======== Exercise data

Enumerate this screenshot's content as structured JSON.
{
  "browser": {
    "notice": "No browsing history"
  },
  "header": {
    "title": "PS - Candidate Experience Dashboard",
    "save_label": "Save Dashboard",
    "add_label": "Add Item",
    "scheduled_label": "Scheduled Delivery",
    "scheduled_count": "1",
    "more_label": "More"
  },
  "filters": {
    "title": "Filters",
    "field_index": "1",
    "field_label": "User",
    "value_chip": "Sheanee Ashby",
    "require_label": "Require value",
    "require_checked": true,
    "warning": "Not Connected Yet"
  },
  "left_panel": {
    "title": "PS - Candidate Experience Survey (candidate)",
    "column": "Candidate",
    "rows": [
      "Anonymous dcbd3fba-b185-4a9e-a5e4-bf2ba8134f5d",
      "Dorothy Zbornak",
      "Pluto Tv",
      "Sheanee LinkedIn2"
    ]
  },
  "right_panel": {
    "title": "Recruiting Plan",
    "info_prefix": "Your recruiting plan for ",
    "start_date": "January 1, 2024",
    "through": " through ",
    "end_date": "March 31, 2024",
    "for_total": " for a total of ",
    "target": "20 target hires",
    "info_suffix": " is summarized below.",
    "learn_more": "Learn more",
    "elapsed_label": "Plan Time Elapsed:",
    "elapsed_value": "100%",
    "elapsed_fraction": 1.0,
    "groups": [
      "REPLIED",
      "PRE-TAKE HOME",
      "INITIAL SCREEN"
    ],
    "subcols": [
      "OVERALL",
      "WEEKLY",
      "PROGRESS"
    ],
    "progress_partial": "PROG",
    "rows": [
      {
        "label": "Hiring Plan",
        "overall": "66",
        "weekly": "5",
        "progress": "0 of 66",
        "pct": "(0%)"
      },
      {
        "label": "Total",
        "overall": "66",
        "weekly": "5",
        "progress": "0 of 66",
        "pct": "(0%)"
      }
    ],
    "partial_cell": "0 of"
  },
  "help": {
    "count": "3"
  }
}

================

■ Do this ■
Reproduce every record, matching each line exactly.

■ Output for this exercise ■
Enumerate this screenshot's content as structured JSON.
{
  "browser": {
    "notice": "No browsing history"
  },
  "header": {
    "title": "PS - Candidate Experience Dashboard",
    "save_label": "Save Dashboard",
    "add_label": "Add Item",
    "scheduled_label": "Scheduled Delivery",
    "scheduled_count": "1",
    "more_label": "More"
  },
  "filters": {
    "title": "Filters",
    "field_index": "1",
    "field_label": "User",
    "value_chip": "Sheanee Ashby",
    "require_label": "Require value",
    "require_checked": true,
    "warning": "Not Connected Yet"
  },
  "left_panel": {
    "title": "PS - Candidate Experience Survey (candidate)",
    "column": "Candidate",
    "rows": [
      "Anonymous dcbd3fba-b185-4a9e-a5e4-bf2ba8134f5d",
      "Dorothy Zbornak",
      "Pluto Tv",
      "Sheanee LinkedIn2"
    ]
  },
  "right_panel": {
    "title": "Recruiting Plan",
    "info_prefix": "Your recruiting plan for ",
    "start_date": "January 1, 2024",
    "through": " through ",
    "end_date": "March 31, 2024",
    "for_total": " for a total of ",
    "target": "20 target hires",
    "info_suffix": " is summarized below.",
    "learn_more": "Learn more",
    "elapsed_label": "Plan Time Elapsed:",
    "elapsed_value": "100%",
    "elapsed_fraction": 1.0,
    "groups": [
      "REPLIED",
      "PRE-TAKE HOME",
      "INITIAL SCREEN"
    ],
    "subcols": [
      "OVERALL",
      "WEEKLY",
      "PROGRESS"
    ],
    "progress_partial": "PROG",
    "rows": [
      {
        "label": "Hiring Plan",
        "overall": "66",
        "weekly": "5",
        "progress": "0 of 66",
        "pct": "(0%)"
      },
      {
        "label": "Total",
        "overall": "66",
        "weekly": "5",
        "progress": "0 of 66",
        "pct": "(0%)"
      }
    ],
    "partial_cell": "0 of"
  },
  "help": {
    "count": "3"
  }
}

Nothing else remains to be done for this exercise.